Saved entries.
╔══
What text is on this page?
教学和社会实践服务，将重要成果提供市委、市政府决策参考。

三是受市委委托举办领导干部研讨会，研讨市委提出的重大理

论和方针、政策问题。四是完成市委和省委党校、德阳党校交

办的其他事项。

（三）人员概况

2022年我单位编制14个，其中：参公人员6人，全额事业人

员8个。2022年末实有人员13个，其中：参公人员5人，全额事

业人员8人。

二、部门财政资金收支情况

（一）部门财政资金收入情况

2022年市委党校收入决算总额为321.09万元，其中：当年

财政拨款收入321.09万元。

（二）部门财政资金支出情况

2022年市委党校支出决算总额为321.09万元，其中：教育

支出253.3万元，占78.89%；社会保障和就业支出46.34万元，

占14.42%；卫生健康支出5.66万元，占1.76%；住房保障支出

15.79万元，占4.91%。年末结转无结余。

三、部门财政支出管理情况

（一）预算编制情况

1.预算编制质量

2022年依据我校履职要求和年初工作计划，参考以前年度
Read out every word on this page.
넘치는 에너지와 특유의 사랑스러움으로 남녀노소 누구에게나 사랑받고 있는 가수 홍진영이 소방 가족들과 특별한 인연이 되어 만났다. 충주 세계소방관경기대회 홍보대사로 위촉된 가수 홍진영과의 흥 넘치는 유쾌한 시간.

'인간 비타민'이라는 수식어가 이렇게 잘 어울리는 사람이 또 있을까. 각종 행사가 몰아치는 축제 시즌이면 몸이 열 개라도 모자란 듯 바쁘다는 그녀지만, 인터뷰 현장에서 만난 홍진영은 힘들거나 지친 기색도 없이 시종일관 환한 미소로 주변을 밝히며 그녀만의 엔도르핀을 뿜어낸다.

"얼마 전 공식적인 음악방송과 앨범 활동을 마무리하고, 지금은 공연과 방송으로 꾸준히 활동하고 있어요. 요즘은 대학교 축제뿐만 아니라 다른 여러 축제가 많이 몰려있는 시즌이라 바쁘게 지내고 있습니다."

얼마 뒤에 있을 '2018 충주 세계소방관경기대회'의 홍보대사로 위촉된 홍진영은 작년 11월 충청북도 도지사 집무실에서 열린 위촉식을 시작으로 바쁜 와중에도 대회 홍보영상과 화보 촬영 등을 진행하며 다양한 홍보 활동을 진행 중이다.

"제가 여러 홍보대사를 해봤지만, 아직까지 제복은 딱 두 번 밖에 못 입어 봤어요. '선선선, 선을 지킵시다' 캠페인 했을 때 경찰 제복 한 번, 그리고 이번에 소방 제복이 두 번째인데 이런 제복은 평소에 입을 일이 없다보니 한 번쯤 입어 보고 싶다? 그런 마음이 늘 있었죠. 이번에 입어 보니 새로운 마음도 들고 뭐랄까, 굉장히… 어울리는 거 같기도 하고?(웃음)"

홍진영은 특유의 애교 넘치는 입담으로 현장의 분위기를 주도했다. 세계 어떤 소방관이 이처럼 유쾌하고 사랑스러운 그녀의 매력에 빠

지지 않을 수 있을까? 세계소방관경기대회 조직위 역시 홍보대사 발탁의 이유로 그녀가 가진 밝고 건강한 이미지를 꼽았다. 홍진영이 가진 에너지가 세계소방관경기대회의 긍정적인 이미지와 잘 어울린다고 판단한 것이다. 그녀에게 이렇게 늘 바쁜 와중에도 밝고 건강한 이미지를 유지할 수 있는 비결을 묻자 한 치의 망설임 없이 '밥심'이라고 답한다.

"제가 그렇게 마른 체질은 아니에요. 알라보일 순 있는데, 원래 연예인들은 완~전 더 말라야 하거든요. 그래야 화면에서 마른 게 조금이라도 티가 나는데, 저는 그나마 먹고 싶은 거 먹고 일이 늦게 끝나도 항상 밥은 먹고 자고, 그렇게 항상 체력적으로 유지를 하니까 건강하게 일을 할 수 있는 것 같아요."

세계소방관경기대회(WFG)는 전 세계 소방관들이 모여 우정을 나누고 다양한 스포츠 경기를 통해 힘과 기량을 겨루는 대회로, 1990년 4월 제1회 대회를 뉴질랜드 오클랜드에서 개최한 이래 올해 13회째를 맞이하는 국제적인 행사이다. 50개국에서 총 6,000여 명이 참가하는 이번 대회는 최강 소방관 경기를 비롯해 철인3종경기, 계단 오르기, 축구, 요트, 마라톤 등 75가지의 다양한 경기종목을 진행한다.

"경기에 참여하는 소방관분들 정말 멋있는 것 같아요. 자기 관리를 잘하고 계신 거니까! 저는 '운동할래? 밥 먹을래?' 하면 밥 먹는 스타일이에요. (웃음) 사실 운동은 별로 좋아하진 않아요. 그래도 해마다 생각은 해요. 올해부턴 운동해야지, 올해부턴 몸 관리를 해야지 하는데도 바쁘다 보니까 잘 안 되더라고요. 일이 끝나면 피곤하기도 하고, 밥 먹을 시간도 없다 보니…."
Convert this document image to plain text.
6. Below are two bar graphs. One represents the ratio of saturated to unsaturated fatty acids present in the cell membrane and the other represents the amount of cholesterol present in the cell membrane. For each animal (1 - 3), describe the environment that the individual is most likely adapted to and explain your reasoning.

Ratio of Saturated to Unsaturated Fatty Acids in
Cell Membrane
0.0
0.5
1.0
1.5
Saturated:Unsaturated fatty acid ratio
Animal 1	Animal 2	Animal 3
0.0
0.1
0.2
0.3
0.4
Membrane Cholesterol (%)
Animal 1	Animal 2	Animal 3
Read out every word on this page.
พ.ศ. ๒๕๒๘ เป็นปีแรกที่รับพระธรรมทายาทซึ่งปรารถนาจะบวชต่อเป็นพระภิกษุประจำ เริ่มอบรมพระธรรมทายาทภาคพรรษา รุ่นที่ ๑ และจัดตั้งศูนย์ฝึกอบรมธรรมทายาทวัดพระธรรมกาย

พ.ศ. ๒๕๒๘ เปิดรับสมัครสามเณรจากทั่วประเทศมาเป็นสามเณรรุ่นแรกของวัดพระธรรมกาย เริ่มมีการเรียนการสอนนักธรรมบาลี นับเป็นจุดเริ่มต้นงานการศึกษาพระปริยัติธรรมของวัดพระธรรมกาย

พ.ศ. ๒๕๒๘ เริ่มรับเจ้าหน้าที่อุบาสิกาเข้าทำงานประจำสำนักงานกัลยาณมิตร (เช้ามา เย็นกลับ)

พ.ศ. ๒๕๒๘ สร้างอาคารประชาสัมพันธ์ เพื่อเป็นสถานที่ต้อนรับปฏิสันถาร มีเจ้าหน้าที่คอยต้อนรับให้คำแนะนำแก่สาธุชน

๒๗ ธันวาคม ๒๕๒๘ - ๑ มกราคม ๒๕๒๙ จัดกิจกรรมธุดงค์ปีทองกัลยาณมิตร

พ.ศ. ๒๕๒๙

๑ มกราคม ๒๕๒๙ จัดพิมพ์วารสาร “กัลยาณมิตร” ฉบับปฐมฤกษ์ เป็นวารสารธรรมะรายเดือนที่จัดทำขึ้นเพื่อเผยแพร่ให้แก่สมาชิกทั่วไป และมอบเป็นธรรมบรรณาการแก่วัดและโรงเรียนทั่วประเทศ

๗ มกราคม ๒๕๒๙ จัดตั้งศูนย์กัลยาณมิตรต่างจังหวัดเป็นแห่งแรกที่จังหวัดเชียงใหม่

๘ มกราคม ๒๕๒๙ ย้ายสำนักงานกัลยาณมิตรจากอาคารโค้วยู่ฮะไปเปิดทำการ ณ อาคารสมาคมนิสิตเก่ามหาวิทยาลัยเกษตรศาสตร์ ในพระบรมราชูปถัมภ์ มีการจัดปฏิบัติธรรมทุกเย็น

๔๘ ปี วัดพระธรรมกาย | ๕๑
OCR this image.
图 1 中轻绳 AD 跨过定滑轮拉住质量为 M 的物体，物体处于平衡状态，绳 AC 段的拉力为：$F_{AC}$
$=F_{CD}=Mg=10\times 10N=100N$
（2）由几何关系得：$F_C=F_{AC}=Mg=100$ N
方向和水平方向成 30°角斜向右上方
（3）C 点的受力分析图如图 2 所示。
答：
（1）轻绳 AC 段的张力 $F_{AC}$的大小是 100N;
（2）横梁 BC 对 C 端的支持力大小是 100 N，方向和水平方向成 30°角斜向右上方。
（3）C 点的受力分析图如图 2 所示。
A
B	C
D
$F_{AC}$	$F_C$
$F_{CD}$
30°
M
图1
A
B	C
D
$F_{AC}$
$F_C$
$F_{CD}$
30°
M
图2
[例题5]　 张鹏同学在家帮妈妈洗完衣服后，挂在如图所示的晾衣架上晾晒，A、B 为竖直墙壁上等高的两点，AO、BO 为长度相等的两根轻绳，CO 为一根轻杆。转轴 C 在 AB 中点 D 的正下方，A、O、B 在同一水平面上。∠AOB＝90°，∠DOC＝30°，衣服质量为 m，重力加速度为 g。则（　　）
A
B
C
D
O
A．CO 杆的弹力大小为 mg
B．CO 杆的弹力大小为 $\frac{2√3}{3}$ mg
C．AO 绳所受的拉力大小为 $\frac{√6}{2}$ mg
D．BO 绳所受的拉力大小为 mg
╚══
Your goal.
Search the lines above for the string "어울리는" and copy each line that has it.

Solution to this task.
'인간 비타민'이라는 수식어가 이렇게 잘 어울리는 사람이 또 있을까. 각종 행사가 몰아치는 축제 시즌이면 몸이 열 개라도 모자란 듯 바쁘다는 그녀지만, 인터뷰 현장에서 만난 홍진영은 힘들거나 지친 기색도 없이 시종일관 환한 미소로 주변을 밝히며 그녀만의 엔도르핀을 뿜어낸다.
"제가 여러 홍보대사를 해봤지만, 아직까지 제복은 딱 두 번 밖에 못 입어 봤어요. '선선선, 선을 지킵시다' 캠페인 했을 때 경찰 제복 한 번, 그리고 이번에 소방 제복이 두 번째인데 이런 제복은 평소에 입을 일이 없다보니 한 번쯤 입어 보고 싶다? 그런 마음이 늘 있었죠. 이번에 입어 보니 새로운 마음도 들고 뭐랄까, 굉장히… 어울리는 거 같기도 하고?(웃음)"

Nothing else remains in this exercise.